TASK TO CARRY OUT
Looking at the listing beneath, work out how many lines hold "this" and report only that figure.

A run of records

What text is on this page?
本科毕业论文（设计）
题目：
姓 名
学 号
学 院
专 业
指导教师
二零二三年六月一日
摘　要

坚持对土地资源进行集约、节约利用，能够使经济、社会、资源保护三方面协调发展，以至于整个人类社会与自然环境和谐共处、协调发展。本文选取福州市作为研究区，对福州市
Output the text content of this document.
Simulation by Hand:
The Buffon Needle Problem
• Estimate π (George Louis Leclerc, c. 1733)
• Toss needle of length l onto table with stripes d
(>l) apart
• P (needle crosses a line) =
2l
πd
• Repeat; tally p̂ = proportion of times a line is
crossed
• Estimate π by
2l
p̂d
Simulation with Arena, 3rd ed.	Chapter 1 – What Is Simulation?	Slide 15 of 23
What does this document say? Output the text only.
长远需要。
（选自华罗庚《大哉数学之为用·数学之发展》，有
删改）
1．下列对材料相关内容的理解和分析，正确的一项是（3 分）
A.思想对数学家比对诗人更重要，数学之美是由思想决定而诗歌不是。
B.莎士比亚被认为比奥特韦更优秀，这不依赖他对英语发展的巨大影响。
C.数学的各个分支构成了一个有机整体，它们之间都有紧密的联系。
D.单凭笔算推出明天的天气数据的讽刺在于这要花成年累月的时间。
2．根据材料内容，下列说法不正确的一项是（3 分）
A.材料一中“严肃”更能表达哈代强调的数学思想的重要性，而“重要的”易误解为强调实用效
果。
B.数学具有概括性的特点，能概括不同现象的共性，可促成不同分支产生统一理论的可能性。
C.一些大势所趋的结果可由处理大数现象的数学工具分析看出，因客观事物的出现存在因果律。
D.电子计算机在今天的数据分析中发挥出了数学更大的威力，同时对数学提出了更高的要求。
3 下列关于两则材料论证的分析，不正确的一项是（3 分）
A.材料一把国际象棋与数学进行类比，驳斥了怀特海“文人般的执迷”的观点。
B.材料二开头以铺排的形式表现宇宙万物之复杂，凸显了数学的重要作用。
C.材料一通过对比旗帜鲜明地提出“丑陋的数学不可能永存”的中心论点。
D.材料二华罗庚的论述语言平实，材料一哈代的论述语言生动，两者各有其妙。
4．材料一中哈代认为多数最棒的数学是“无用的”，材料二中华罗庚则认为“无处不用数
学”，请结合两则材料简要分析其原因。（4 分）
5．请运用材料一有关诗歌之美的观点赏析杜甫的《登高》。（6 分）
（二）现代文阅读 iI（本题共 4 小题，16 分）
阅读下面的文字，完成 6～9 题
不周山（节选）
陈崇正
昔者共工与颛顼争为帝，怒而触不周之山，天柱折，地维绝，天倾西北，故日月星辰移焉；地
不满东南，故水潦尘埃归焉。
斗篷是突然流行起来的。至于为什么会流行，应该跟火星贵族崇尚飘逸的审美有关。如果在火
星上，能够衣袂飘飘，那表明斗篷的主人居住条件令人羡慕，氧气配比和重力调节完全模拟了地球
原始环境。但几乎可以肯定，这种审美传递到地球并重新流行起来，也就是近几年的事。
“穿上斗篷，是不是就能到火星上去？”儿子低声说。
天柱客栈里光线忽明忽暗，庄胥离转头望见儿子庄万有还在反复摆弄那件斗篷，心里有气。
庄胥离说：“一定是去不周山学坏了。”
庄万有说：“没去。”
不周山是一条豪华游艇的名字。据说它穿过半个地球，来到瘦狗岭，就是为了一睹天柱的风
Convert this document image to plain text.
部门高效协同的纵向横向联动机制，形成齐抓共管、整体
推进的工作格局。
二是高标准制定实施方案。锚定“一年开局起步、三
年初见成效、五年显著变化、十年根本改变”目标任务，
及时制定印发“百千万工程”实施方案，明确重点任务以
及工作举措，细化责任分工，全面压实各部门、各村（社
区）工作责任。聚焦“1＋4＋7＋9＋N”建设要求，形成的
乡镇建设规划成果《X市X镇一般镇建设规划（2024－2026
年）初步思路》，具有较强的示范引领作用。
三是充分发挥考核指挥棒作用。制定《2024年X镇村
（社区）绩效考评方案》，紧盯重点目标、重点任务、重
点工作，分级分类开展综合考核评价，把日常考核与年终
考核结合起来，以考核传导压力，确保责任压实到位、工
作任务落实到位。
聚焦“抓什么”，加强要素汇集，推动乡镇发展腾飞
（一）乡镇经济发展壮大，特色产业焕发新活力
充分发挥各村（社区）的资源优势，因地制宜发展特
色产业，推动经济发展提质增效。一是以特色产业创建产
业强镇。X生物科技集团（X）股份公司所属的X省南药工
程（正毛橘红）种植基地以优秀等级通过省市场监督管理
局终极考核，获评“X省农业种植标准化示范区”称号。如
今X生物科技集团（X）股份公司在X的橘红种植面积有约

SOLUTION
4